■ EXERCISE GOAL
Extract and list every line that contains the word "Soil".

■ Stored entries
══════════════════════════════

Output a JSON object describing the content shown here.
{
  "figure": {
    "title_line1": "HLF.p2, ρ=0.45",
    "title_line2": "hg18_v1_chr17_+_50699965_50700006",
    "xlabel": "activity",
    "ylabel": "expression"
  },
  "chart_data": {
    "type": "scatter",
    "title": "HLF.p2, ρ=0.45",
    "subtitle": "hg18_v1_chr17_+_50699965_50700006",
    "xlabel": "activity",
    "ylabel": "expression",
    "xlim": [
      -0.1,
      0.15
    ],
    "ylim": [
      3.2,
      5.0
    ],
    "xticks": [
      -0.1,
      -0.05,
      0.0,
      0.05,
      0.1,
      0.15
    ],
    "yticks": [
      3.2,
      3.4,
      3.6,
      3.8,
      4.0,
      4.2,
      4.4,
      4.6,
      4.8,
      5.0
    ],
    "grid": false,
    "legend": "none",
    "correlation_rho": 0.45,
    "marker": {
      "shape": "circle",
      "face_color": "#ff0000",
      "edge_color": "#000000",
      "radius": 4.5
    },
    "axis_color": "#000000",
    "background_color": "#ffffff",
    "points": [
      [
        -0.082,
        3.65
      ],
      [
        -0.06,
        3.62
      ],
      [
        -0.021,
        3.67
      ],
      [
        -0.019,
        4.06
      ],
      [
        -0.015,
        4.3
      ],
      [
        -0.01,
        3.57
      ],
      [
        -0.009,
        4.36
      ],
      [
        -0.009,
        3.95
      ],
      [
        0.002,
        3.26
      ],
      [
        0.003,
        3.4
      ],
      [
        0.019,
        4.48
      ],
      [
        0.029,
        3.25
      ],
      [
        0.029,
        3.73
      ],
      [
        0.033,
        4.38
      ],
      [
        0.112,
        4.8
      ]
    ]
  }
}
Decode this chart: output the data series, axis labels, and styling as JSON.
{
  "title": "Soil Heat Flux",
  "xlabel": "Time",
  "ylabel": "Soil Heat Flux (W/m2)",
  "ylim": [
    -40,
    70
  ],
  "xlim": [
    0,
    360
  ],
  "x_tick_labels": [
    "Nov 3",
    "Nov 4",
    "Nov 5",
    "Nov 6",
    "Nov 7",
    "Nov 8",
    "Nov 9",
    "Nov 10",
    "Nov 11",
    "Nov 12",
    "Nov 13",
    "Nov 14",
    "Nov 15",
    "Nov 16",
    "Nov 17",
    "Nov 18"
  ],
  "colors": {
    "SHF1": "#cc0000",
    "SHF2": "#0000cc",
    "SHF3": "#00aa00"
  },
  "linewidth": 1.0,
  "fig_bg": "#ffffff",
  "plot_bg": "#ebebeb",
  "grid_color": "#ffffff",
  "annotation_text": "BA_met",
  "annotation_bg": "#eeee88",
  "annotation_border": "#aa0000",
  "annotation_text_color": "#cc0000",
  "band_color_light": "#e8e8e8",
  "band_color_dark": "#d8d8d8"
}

══════════════════════════════

■ ANSWER TO THIS EXERCISE
  "title": "Soil Heat Flux",
  "ylabel": "Soil Heat Flux (W/m2)",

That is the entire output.